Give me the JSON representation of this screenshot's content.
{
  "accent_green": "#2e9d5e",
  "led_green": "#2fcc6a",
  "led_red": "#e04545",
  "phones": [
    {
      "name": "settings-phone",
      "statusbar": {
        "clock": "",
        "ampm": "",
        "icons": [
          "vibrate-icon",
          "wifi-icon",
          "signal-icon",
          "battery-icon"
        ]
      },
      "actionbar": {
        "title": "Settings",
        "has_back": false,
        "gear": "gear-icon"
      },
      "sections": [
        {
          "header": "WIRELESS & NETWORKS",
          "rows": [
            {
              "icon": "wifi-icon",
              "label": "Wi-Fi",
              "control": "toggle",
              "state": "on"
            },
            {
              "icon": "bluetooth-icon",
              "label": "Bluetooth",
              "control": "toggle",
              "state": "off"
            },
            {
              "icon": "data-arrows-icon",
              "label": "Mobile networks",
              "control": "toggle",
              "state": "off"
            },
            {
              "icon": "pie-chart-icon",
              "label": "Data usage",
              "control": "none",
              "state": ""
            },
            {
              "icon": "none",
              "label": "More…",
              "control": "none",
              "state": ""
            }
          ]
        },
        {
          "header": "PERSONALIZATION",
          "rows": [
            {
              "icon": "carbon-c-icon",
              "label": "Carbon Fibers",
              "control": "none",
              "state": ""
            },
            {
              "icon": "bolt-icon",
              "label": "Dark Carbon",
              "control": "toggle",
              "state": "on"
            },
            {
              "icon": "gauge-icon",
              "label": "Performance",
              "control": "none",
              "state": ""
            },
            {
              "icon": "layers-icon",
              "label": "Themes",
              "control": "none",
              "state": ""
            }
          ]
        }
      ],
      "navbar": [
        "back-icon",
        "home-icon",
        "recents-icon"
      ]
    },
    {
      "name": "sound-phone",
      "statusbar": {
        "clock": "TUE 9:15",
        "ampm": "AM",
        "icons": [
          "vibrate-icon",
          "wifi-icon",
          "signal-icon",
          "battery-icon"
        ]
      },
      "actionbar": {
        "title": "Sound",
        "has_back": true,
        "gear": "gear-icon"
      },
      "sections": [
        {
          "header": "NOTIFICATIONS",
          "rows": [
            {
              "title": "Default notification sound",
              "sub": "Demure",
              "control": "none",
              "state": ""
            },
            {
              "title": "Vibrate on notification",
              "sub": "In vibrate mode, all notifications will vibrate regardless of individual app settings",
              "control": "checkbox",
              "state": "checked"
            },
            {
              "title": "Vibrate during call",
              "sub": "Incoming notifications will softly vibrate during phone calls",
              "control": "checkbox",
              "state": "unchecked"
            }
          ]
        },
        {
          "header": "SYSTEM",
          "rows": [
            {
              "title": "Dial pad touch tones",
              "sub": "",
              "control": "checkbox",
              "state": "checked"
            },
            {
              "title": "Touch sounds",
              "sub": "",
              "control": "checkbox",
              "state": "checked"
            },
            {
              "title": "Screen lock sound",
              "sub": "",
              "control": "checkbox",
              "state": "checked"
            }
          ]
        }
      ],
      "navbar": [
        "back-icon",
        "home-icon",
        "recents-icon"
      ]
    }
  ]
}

______

*PROMPT*.
Your task is to collect every line above that contains the word "header".

*RESULT*.
          "header": "WIRELESS & NETWORKS",
          "header": "PERSONALIZATION",
          "header": "NOTIFICATIONS",
          "header": "SYSTEM",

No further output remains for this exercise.